What the task asks:
Below is a block of records. Copy every line in it that contains the word "العراقي".

Dataset rows
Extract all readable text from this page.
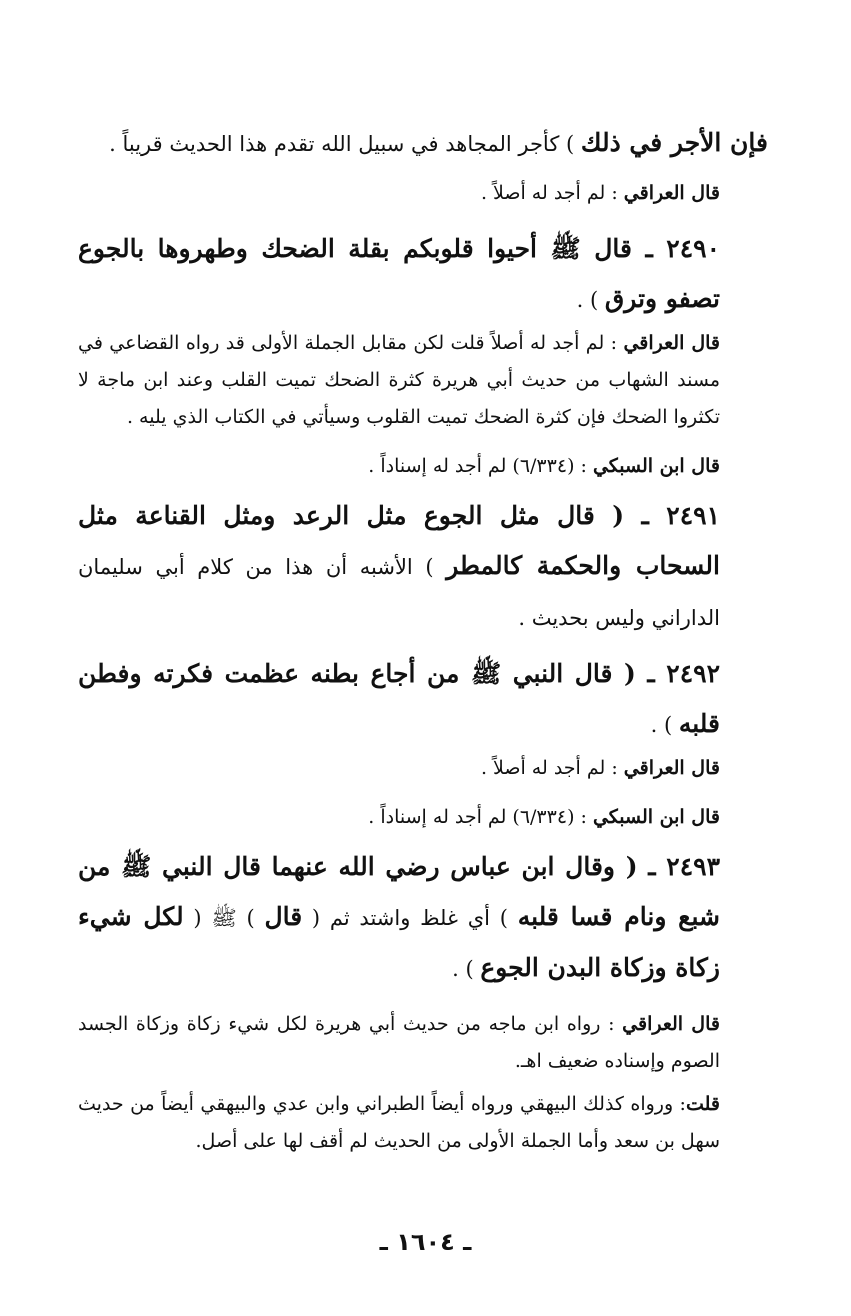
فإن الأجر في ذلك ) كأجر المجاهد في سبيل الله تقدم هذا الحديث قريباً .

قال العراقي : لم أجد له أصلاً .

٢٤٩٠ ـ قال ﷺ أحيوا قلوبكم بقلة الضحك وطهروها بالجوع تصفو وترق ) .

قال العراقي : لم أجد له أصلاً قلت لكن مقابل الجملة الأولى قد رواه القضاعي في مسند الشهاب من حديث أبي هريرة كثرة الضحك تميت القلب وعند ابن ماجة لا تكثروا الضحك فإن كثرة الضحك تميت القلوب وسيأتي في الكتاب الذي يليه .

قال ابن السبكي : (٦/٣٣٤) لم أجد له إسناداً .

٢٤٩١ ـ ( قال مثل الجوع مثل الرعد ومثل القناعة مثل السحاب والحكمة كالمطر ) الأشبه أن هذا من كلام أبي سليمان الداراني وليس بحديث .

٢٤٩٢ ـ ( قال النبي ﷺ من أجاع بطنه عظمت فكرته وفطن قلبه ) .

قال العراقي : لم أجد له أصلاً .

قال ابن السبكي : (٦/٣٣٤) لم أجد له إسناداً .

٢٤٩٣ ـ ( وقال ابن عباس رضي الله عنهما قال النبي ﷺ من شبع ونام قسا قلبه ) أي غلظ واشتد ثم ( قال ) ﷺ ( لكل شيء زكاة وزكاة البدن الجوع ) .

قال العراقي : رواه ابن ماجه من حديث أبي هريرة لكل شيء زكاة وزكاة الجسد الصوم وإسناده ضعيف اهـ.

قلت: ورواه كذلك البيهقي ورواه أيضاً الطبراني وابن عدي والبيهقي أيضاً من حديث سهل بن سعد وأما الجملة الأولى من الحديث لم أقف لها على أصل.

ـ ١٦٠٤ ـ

Exercise solution:
قال العراقي : لم أجد له أصلاً .
قال العراقي : لم أجد له أصلاً قلت لكن مقابل الجملة الأولى قد رواه القضاعي في مسند الشهاب من حديث أبي هريرة كثرة الضحك تميت القلب وعند ابن ماجة لا تكثروا الضحك فإن كثرة الضحك تميت القلوب وسيأتي في الكتاب الذي يليه .
قال العراقي : لم أجد له أصلاً .
قال العراقي : رواه ابن ماجه من حديث أبي هريرة لكل شيء زكاة وزكاة الجسد الصوم وإسناده ضعيف اهـ.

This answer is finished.